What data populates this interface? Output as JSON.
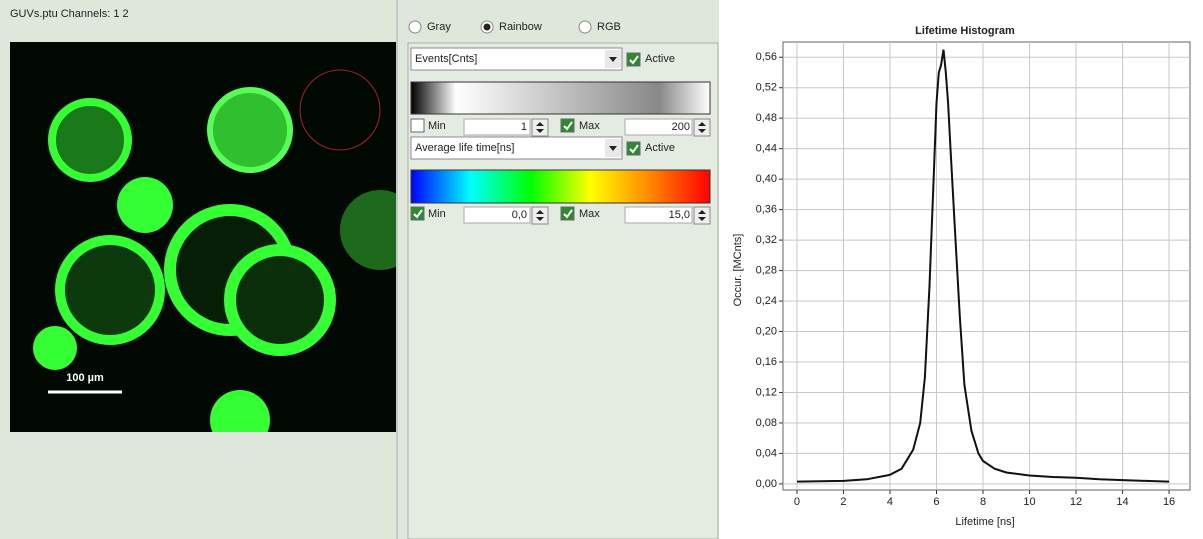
{
  "image_panel": {
    "title": "GUVs.ptu Channels: 1 2",
    "scale_bar": "100 µm"
  },
  "color_mode": {
    "options": [
      "Gray",
      "Rainbow",
      "RGB"
    ],
    "selected": 1
  },
  "intensity": {
    "channel": "Events[Cnts]",
    "active": "Active",
    "active_checked": true,
    "min_label": "Min",
    "min_checked": false,
    "min": "1",
    "max_label": "Max",
    "max_checked": true,
    "max": "200"
  },
  "lifetime": {
    "channel": "Average life time[ns]",
    "active": "Active",
    "active_checked": true,
    "min_label": "Min",
    "min_checked": true,
    "min": "0,0",
    "max_label": "Max",
    "max_checked": true,
    "max": "15,0"
  },
  "chart_data": {
    "type": "line",
    "title": "Lifetime Histogram",
    "x_label": "Lifetime [ns]",
    "y_label": "Occur. [MCnts]",
    "color": "#111111",
    "grid": true,
    "x": [
      0,
      2,
      3,
      4,
      4.5,
      5,
      5.3,
      5.5,
      5.7,
      5.9,
      6.0,
      6.1,
      6.2,
      6.3,
      6.4,
      6.5,
      6.6,
      6.8,
      7.0,
      7.2,
      7.5,
      7.8,
      8.0,
      8.5,
      9,
      10,
      11,
      12,
      13,
      14,
      15,
      16
    ],
    "values": [
      0.003,
      0.004,
      0.006,
      0.012,
      0.02,
      0.045,
      0.08,
      0.14,
      0.26,
      0.42,
      0.5,
      0.54,
      0.55,
      0.57,
      0.54,
      0.5,
      0.44,
      0.33,
      0.22,
      0.13,
      0.07,
      0.04,
      0.03,
      0.02,
      0.015,
      0.011,
      0.009,
      0.008,
      0.006,
      0.005,
      0.004,
      0.003
    ],
    "xlim": [
      -0.6,
      16.9
    ],
    "ylim": [
      -0.008,
      0.58
    ],
    "xticks": [
      0,
      2,
      4,
      6,
      8,
      10,
      12,
      14,
      16
    ],
    "yticks": [
      {
        "value": 0,
        "label": "0,00"
      },
      {
        "value": 0.04,
        "label": "0,04"
      },
      {
        "value": 0.08,
        "label": "0,08"
      },
      {
        "value": 0.12,
        "label": "0,12"
      },
      {
        "value": 0.16,
        "label": "0,16"
      },
      {
        "value": 0.2,
        "label": "0,20"
      },
      {
        "value": 0.24,
        "label": "0,24"
      },
      {
        "value": 0.28,
        "label": "0,28"
      },
      {
        "value": 0.32,
        "label": "0,32"
      },
      {
        "value": 0.36,
        "label": "0,36"
      },
      {
        "value": 0.4,
        "label": "0,40"
      },
      {
        "value": 0.44,
        "label": "0,44"
      },
      {
        "value": 0.48,
        "label": "0,48"
      },
      {
        "value": 0.52,
        "label": "0,52"
      },
      {
        "value": 0.56,
        "label": "0,56"
      }
    ]
  }
}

• Stated problem:
The records above need to be given again exactly. Omit the pictures.

• Answer to the exercise:
What data populates this interface? Output as JSON.
{
  "image_panel": {
    "title": "GUVs.ptu Channels: 1 2",
    "scale_bar": "100 µm"
  },
  "color_mode": {
    "options": [
      "Gray",
      "Rainbow",
      "RGB"
    ],
    "selected": 1
  },
  "intensity": {
    "channel": "Events[Cnts]",
    "active": "Active",
    "active_checked": true,
    "min_label": "Min",
    "min_checked": false,
    "min": "1",
    "max_label": "Max",
    "max_checked": true,
    "max": "200"
  },
  "lifetime": {
    "channel": "Average life time[ns]",
    "active": "Active",
    "active_checked": true,
    "min_label": "Min",
    "min_checked": true,
    "min": "0,0",
    "max_label": "Max",
    "max_checked": true,
    "max": "15,0"
  },
  "chart_data": {
    "type": "line",
    "title": "Lifetime Histogram",
    "x_label": "Lifetime [ns]",
    "y_label": "Occur. [MCnts]",
    "color": "#111111",
    "grid": true,
    "x": [
      0,
      2,
      3,
      4,
      4.5,
      5,
      5.3,
      5.5,
      5.7,
      5.9,
      6.0,
      6.1,
      6.2,
      6.3,
      6.4,
      6.5,
      6.6,
      6.8,
      7.0,
      7.2,
      7.5,
      7.8,
      8.0,
      8.5,
      9,
      10,
      11,
      12,
      13,
      14,
      15,
      16
    ],
    "values": [
      0.003,
      0.004,
      0.006,
      0.012,
      0.02,
      0.045,
      0.08,
      0.14,
      0.26,
      0.42,
      0.5,
      0.54,
      0.55,
      0.57,
      0.54,
      0.5,
      0.44,
      0.33,
      0.22,
      0.13,
      0.07,
      0.04,
      0.03,
      0.02,
      0.015,
      0.011,
      0.009,
      0.008,
      0.006,
      0.005,
      0.004,
      0.003
    ],
    "xlim": [
      -0.6,
      16.9
    ],
    "ylim": [
      -0.008,
      0.58
    ],
    "xticks": [
      0,
      2,
      4,
      6,
      8,
      10,
      12,
      14,
      16
    ],
    "yticks": [
      {
        "value": 0,
        "label": "0,00"
      },
      {
        "value": 0.04,
        "label": "0,04"
      },
      {
        "value": 0.08,
        "label": "0,08"
      },
      {
        "value": 0.12,
        "label": "0,12"
      },
      {
        "value": 0.16,
        "label": "0,16"
      },
      {
        "value": 0.2,
        "label": "0,20"
      },
      {
        "value": 0.24,
        "label": "0,24"
      },
      {
        "value": 0.28,
        "label": "0,28"
      },
      {
        "value": 0.32,
        "label": "0,32"
      },
      {
        "value": 0.36,
        "label": "0,36"
      },
      {
        "value": 0.4,
        "label": "0,40"
      },
      {
        "value": 0.44,
        "label": "0,44"
      },
      {
        "value": 0.48,
        "label": "0,48"
      },
      {
        "value": 0.52,
        "label": "0,52"
      },
      {
        "value": 0.56,
        "label": "0,56"
      }
    ]
  }
}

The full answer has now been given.